= Problem to solve =
What follows are records. Restate all of them word for word.

:: Exercise materials ::

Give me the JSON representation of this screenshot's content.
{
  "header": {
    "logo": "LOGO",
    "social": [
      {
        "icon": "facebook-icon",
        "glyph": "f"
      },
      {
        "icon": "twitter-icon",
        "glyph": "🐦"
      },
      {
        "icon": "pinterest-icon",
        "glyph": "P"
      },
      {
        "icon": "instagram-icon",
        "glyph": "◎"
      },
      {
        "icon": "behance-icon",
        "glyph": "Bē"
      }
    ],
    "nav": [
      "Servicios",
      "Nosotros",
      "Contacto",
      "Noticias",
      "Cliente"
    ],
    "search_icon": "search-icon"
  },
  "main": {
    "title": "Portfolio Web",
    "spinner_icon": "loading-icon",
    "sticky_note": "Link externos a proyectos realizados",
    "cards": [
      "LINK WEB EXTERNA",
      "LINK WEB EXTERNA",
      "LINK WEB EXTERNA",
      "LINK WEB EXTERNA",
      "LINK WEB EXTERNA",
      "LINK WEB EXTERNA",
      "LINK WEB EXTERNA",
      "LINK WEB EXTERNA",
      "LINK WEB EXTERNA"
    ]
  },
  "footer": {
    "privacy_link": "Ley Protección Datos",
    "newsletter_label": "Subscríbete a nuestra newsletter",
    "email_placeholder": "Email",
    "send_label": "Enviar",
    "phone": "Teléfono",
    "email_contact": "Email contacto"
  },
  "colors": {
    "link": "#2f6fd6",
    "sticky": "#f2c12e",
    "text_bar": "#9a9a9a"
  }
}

:::

= Written answer =
Give me the JSON representation of this screenshot's content.
{
  "header": {
    "logo": "LOGO",
    "social": [
      {
        "icon": "facebook-icon",
        "glyph": "f"
      },
      {
        "icon": "twitter-icon",
        "glyph": "🐦"
      },
      {
        "icon": "pinterest-icon",
        "glyph": "P"
      },
      {
        "icon": "instagram-icon",
        "glyph": "◎"
      },
      {
        "icon": "behance-icon",
        "glyph": "Bē"
      }
    ],
    "nav": [
      "Servicios",
      "Nosotros",
      "Contacto",
      "Noticias",
      "Cliente"
    ],
    "search_icon": "search-icon"
  },
  "main": {
    "title": "Portfolio Web",
    "spinner_icon": "loading-icon",
    "sticky_note": "Link externos a proyectos realizados",
    "cards": [
      "LINK WEB EXTERNA",
      "LINK WEB EXTERNA",
      "LINK WEB EXTERNA",
      "LINK WEB EXTERNA",
      "LINK WEB EXTERNA",
      "LINK WEB EXTERNA",
      "LINK WEB EXTERNA",
      "LINK WEB EXTERNA",
      "LINK WEB EXTERNA"
    ]
  },
  "footer": {
    "privacy_link": "Ley Protección Datos",
    "newsletter_label": "Subscríbete a nuestra newsletter",
    "email_placeholder": "Email",
    "send_label": "Enviar",
    "phone": "Teléfono",
    "email_contact": "Email contacto"
  },
  "colors": {
    "link": "#2f6fd6",
    "sticky": "#f2c12e",
    "text_bar": "#9a9a9a"
  }
}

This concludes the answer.